(Dataset items)
-------
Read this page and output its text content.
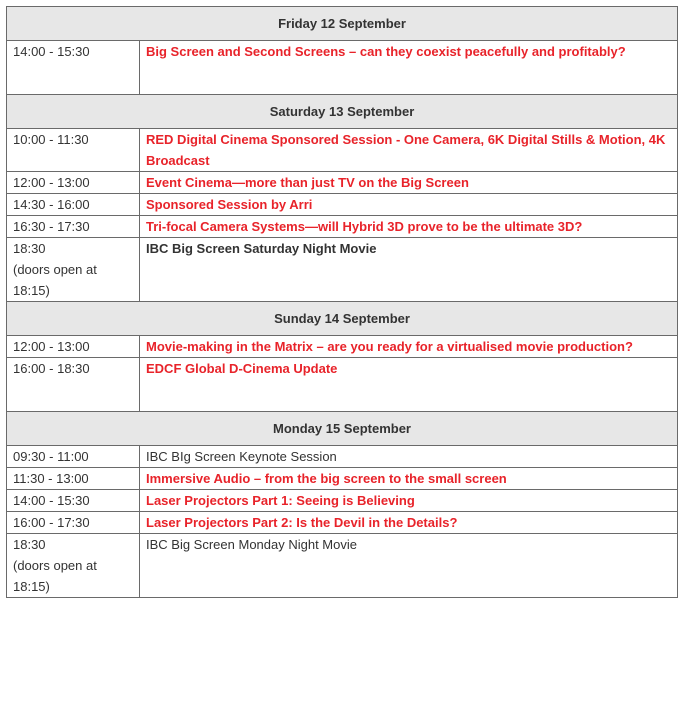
Friday 12 September	
14:00 - 15:30	Big Screen and Second Screens – can they coexist peacefully and profitably?
Saturday 13 September	
10:00 - 11:30	RED Digital Cinema Sponsored Session - One Camera, 6K Digital Stills & Motion, 4K Broadcast
12:00 - 13:00	Event Cinema—more than just TV on the Big Screen
14:30 - 16:00	Sponsored Session by Arri
16:30 - 17:30	Tri-focal Camera Systems—will Hybrid 3D prove to be the ultimate 3D?
18:30
(doors open at
18:15)	IBC Big Screen Saturday Night Movie
Sunday 14 September	
12:00 - 13:00	Movie-making in the Matrix – are you ready for a virtualised movie production?
16:00 - 18:30	EDCF Global D-Cinema Update
Monday 15 September	
09:30 - 11:00	IBC BIg Screen Keynote Session
11:30 - 13:00	Immersive Audio – from the big screen to the small screen
14:00 - 15:30	Laser Projectors Part 1: Seeing is Believing
16:00 - 17:30	Laser Projectors Part 2: Is the Devil in the Details?
18:30
(doors open at
18:15)	IBC Big Screen Monday Night Movie
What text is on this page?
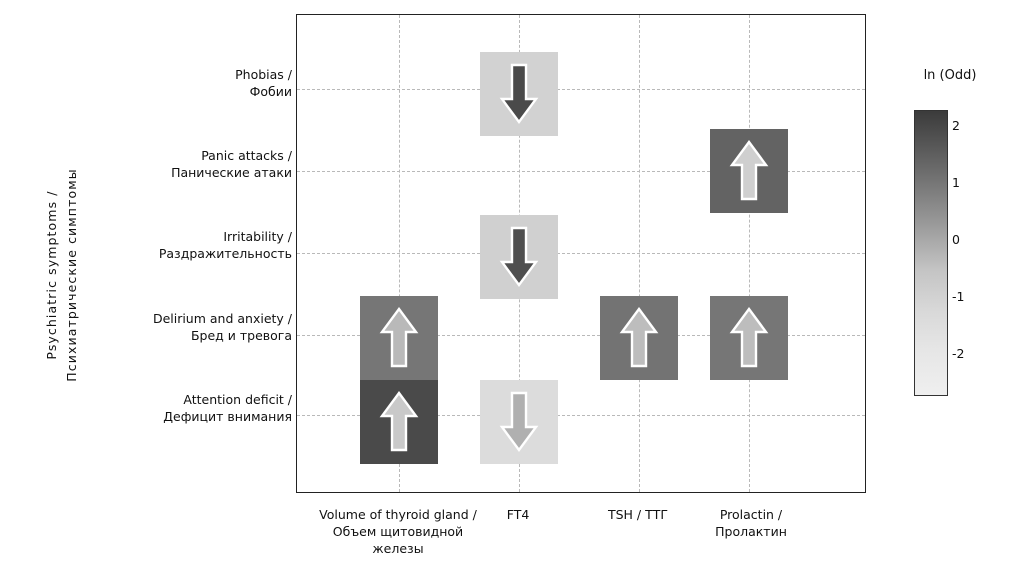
Psychiatric symptoms / Психиатрические симптомы
Phobias /
Фобии
Panic attacks /
Паническиe атаки
Irritability /
Раздражительность
Delirium and anxiety /
Бред и тревога
Attention deficit /
Дефицит внимания
Volume of thyroid gland /
Объем щитовидной
железы
FT4	TSH / ТТГ	Prolactin /
Пролактин
ln (Odd)
2
1
0
-1
-2
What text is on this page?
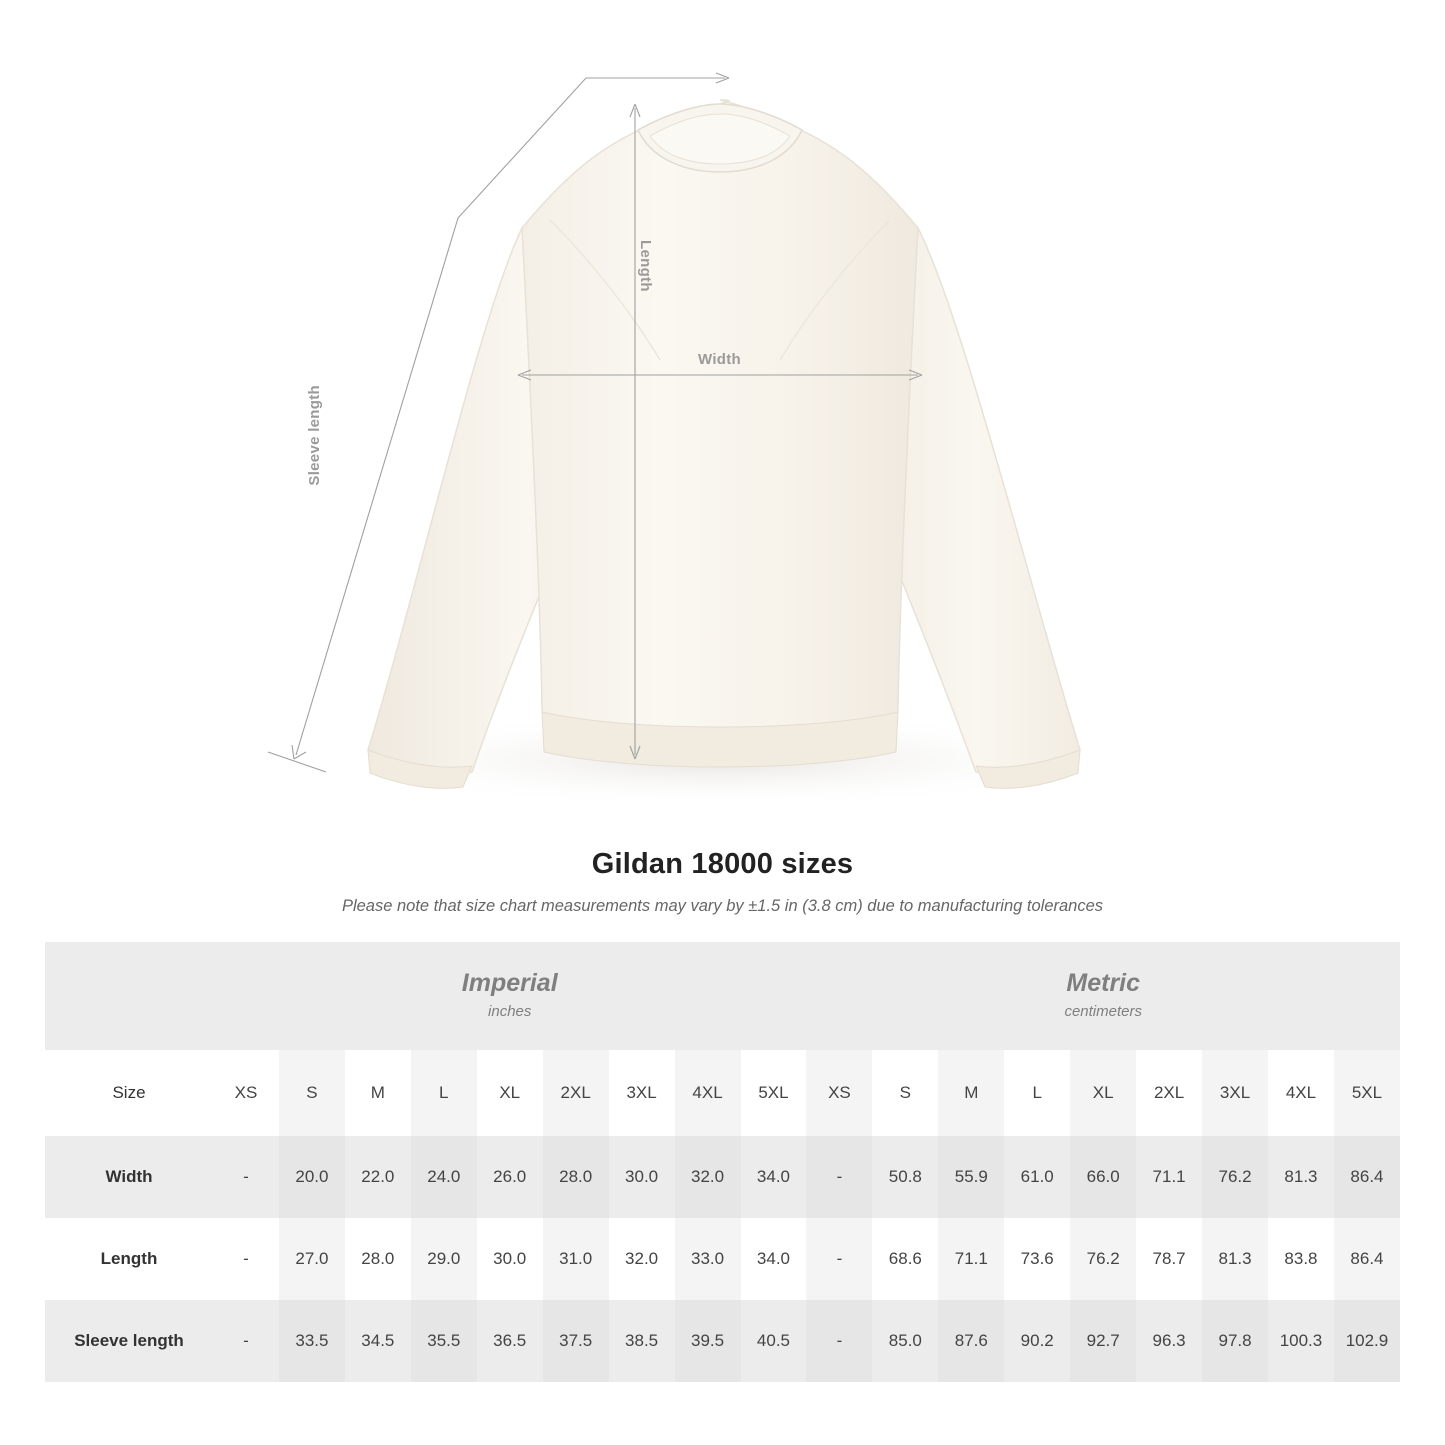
Length
Width
Sleeve length
Gildan 18000 sizes
Please note that size chart measurements may vary by ±1.5 in (3.8 cm) due to manufacturing tolerances

Imperial
inches

Metric
centimeters

Size	XS	S	M	L	XL	2XL	3XL	4XL	5XL	XS	S	M	L	XL	2XL	3XL	4XL	5XL
Width	-	20.0	22.0	24.0	26.0	28.0	30.0	32.0	34.0	-	50.8	55.9	61.0	66.0	71.1	76.2	81.3	86.4
Length	-	27.0	28.0	29.0	30.0	31.0	32.0	33.0	34.0	-	68.6	71.1	73.6	76.2	78.7	81.3	83.8	86.4
Sleeve length	-	33.5	34.5	35.5	36.5	37.5	38.5	39.5	40.5	-	85.0	87.6	90.2	92.7	96.3	97.8	100.3	102.9
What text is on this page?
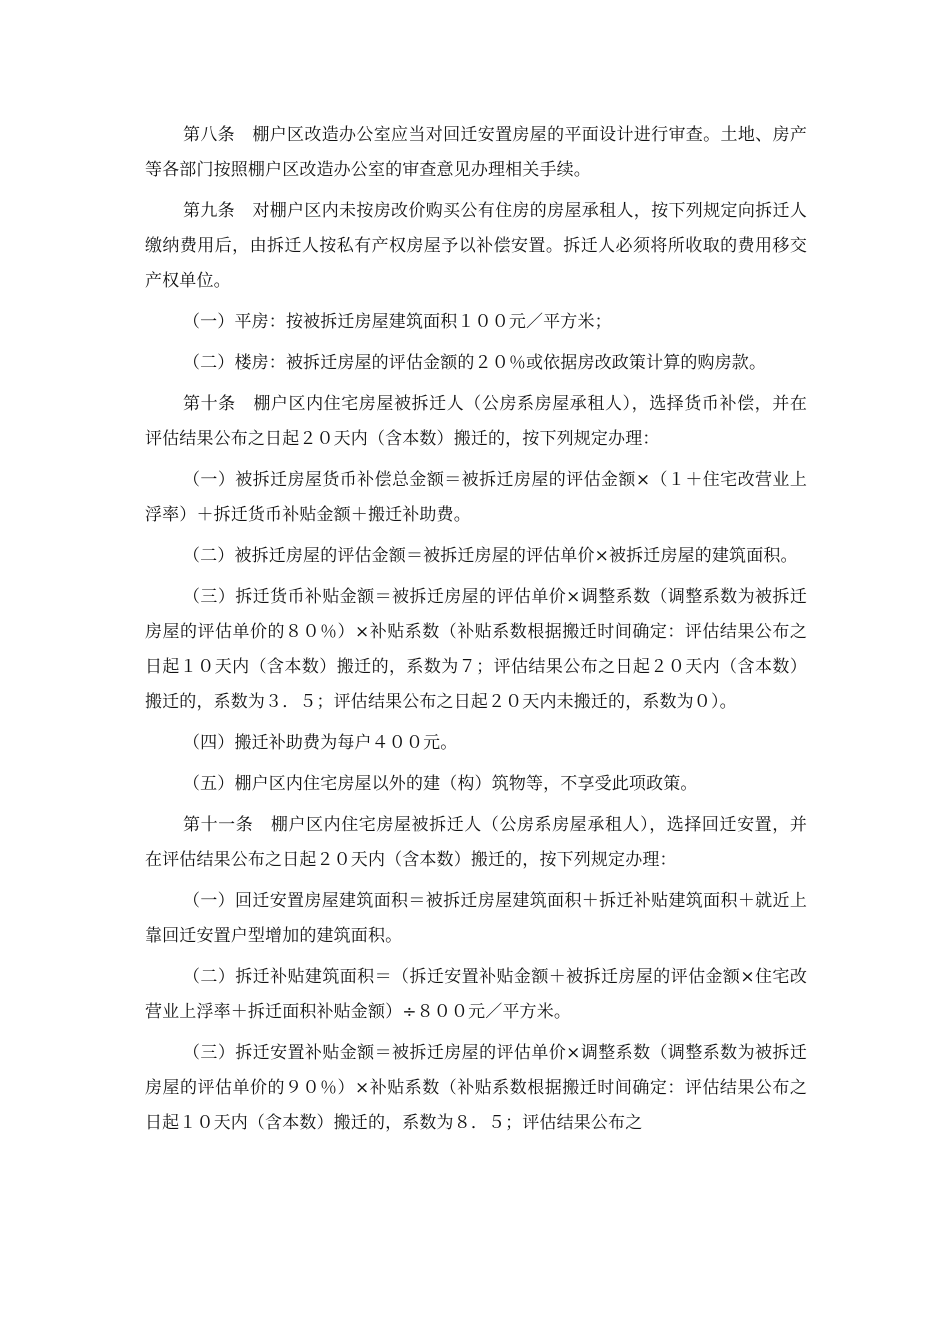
第八条　棚户区改造办公室应当对回迁安置房屋的平面设计进行审查。土地、房产等各部门按照棚户区改造办公室的审查意见办理相关手续。

第九条　对棚户区内未按房改价购买公有住房的房屋承租人，按下列规定向拆迁人缴纳费用后，由拆迁人按私有产权房屋予以补偿安置。拆迁人必须将所收取的费用移交产权单位。

（一）平房：按被拆迁房屋建筑面积１００元／平方米；

（二）楼房：被拆迁房屋的评估金额的２０％或依据房改政策计算的购房款。

第十条　棚户区内住宅房屋被拆迁人（公房系房屋承租人），选择货币补偿，并在评估结果公布之日起２０天内（含本数）搬迁的，按下列规定办理：

（一）被拆迁房屋货币补偿总金额＝被拆迁房屋的评估金额×（１＋住宅改营业上浮率）＋拆迁货币补贴金额＋搬迁补助费。

（二）被拆迁房屋的评估金额＝被拆迁房屋的评估单价×被拆迁房屋的建筑面积。

（三）拆迁货币补贴金额＝被拆迁房屋的评估单价×调整系数（调整系数为被拆迁房屋的评估单价的８０％）×补贴系数（补贴系数根据搬迁时间确定：评估结果公布之日起１０天内（含本数）搬迁的，系数为７；评估结果公布之日起２０天内（含本数）搬迁的，系数为３．５；评估结果公布之日起２０天内未搬迁的，系数为０）。

（四）搬迁补助费为每户４００元。

（五）棚户区内住宅房屋以外的建（构）筑物等，不享受此项政策。

第十一条　棚户区内住宅房屋被拆迁人（公房系房屋承租人），选择回迁安置，并在评估结果公布之日起２０天内（含本数）搬迁的，按下列规定办理：

（一）回迁安置房屋建筑面积＝被拆迁房屋建筑面积＋拆迁补贴建筑面积＋就近上靠回迁安置户型增加的建筑面积。

（二）拆迁补贴建筑面积＝（拆迁安置补贴金额＋被拆迁房屋的评估金额×住宅改营业上浮率＋拆迁面积补贴金额）÷８００元／平方米。

（三）拆迁安置补贴金额＝被拆迁房屋的评估单价×调整系数（调整系数为被拆迁房屋的评估单价的９０％）×补贴系数（补贴系数根据搬迁时间确定：评估结果公布之日起１０天内（含本数）搬迁的，系数为８．５；评估结果公布之
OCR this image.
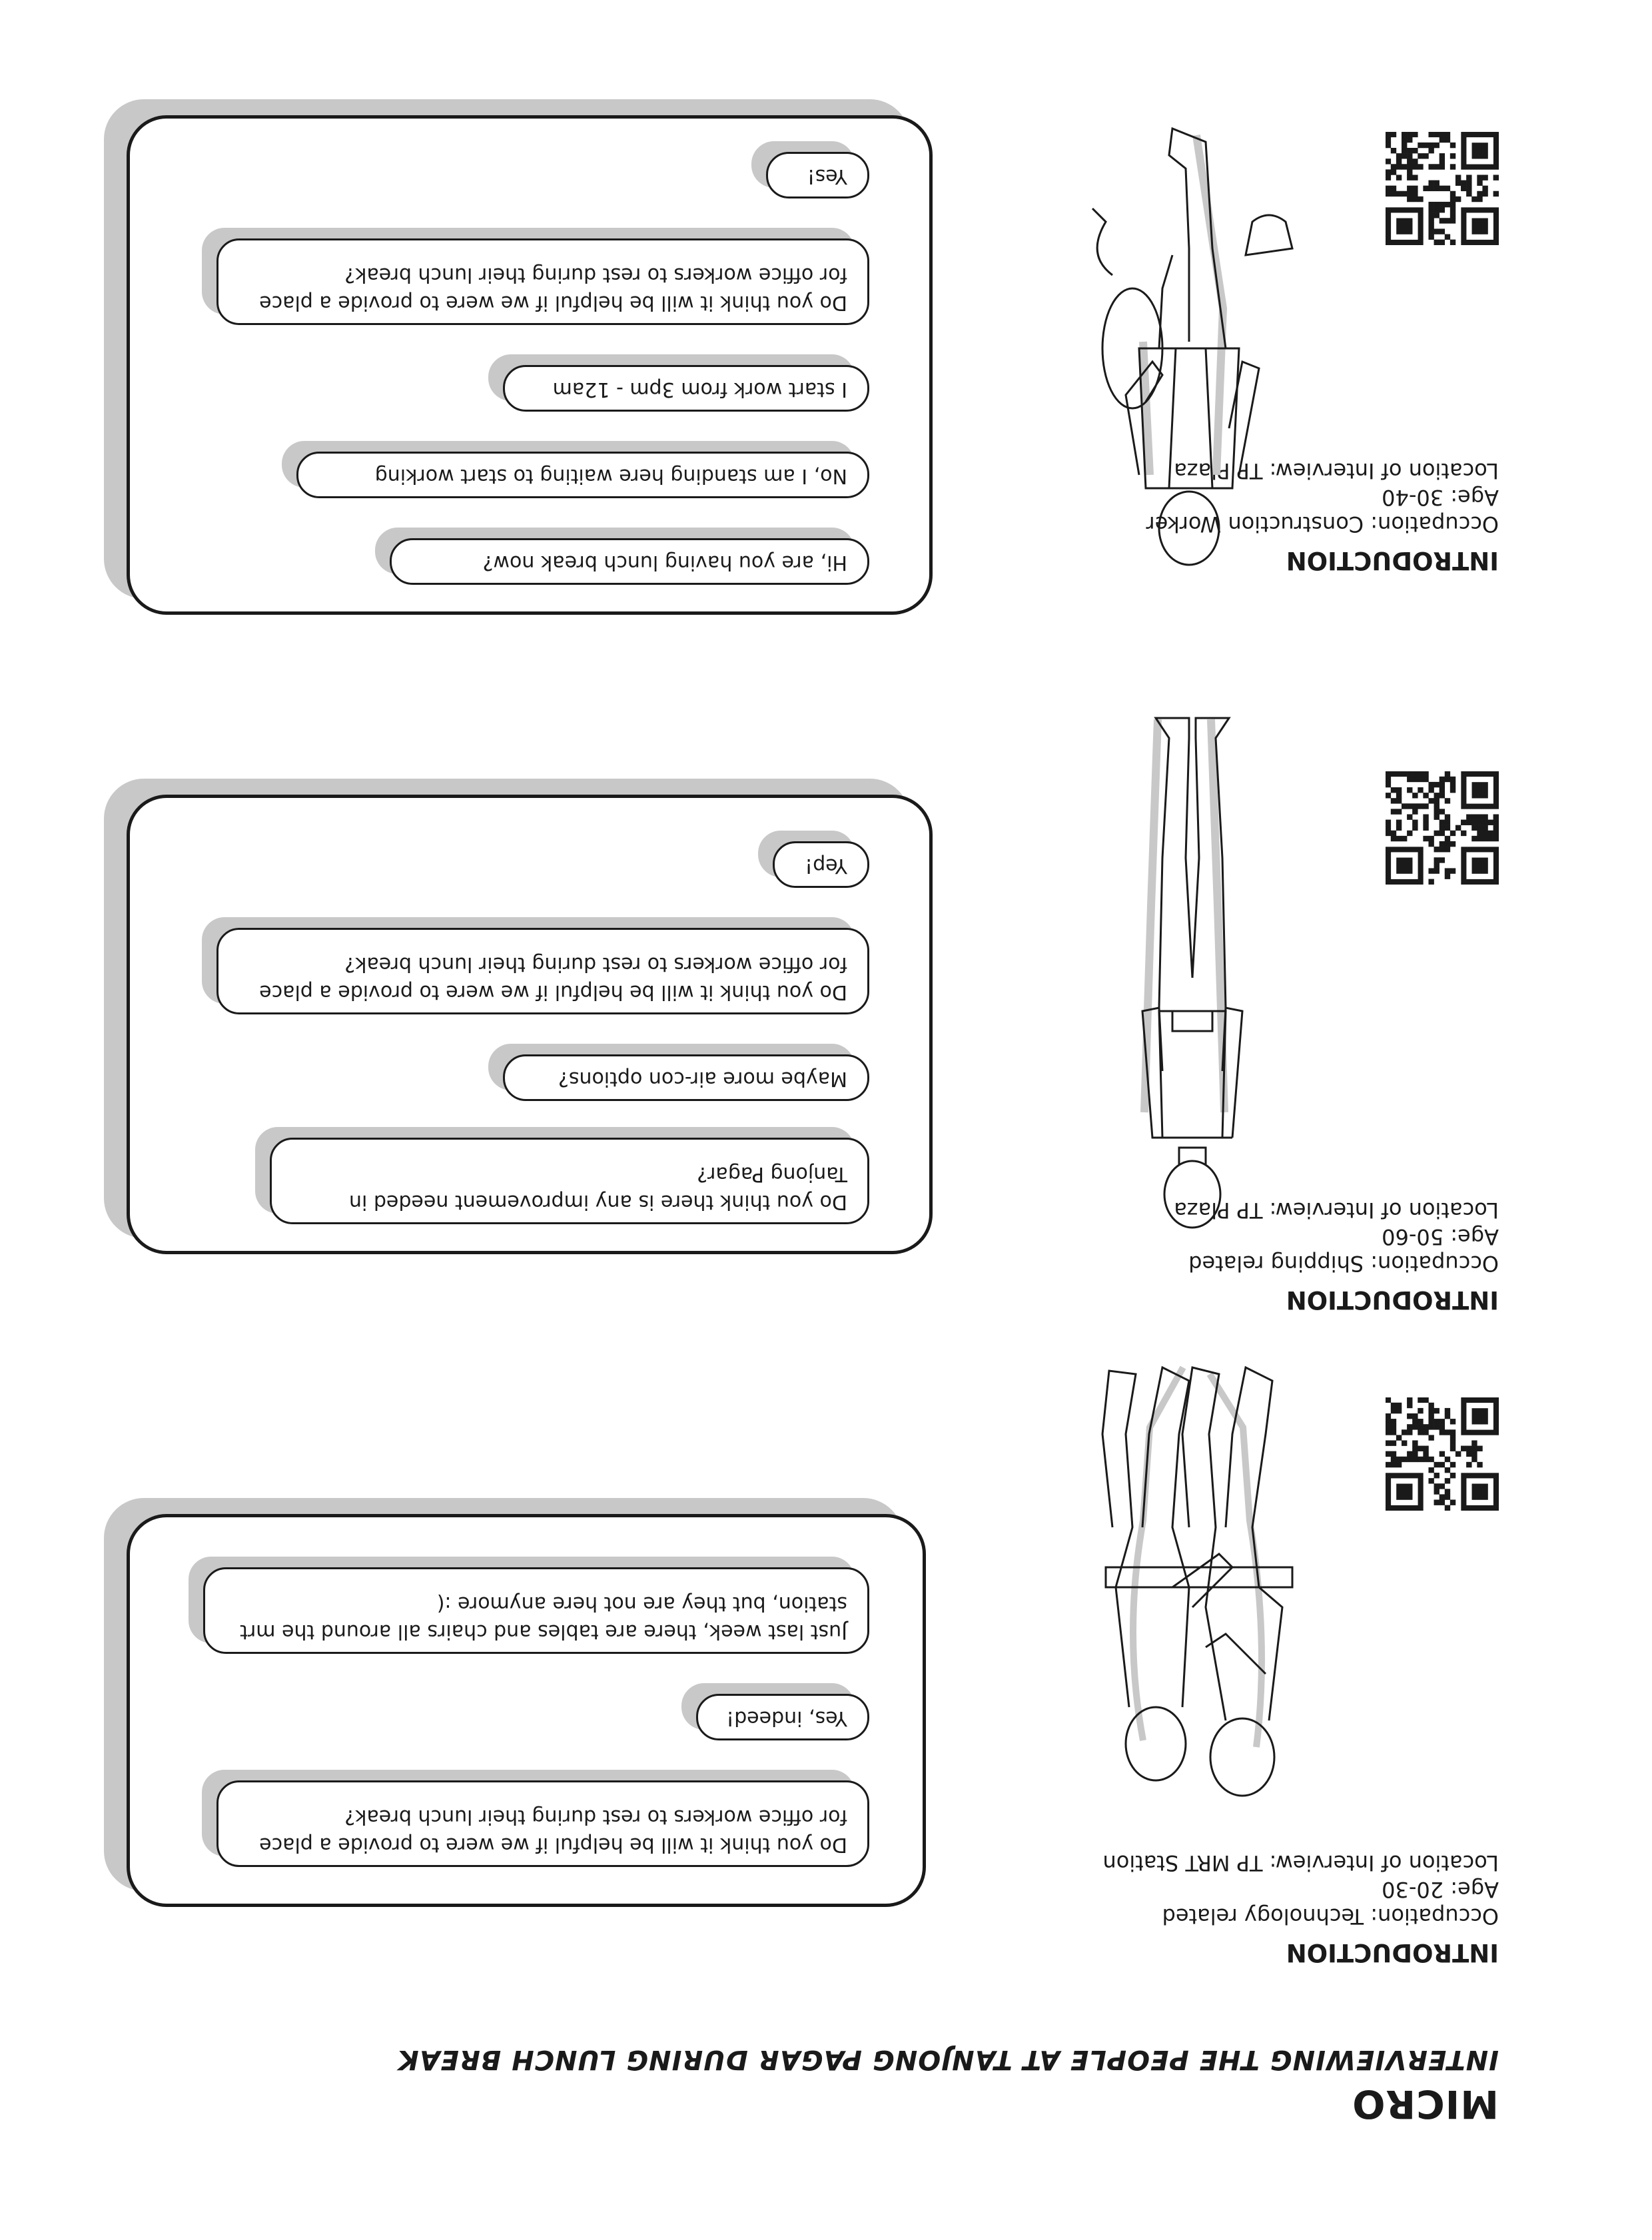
MICRO
INTERVIEWING THE PEOPLE AT TANJONG PAGAR DURING LUNCH BREAK

INTRODUCTION

Occupation: Technology related

Age: 20-30

Location of Interview: TP MRT Station

Do you think it will be helpful if we were to provide a place for office workers to rest during their lunch break?
Yes, indeed!
Just last week, there are tables and chairs all around the mrt station, but they are not here anymore :(

INTRODUCTION

Occupation: Shipping related

Age: 50-60

Location of Interview: TP Plaza

Do you think there is any improvement needed in Tanjong Pagar?
Maybe more air-con options?
Do you think it will be helpful if we were to provide a place for office workers to rest during their lunch break?
Yep!

INTRODUCTION

Occupation: Construction Worker

Age: 30-40

Location of Interview: TP Plaza

Hi, are you having lunch break now?
No, I am standing here waiting to start working
I start work from 3pm - 12am
Do you think it will be helpful if we were to provide a place for office workers to rest during their lunch break?
Yes!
-------
Where a line above contains the word "Monday", copy that line.

Monday 15 September	
18:15)	IBC Big Screen Monday Night Movie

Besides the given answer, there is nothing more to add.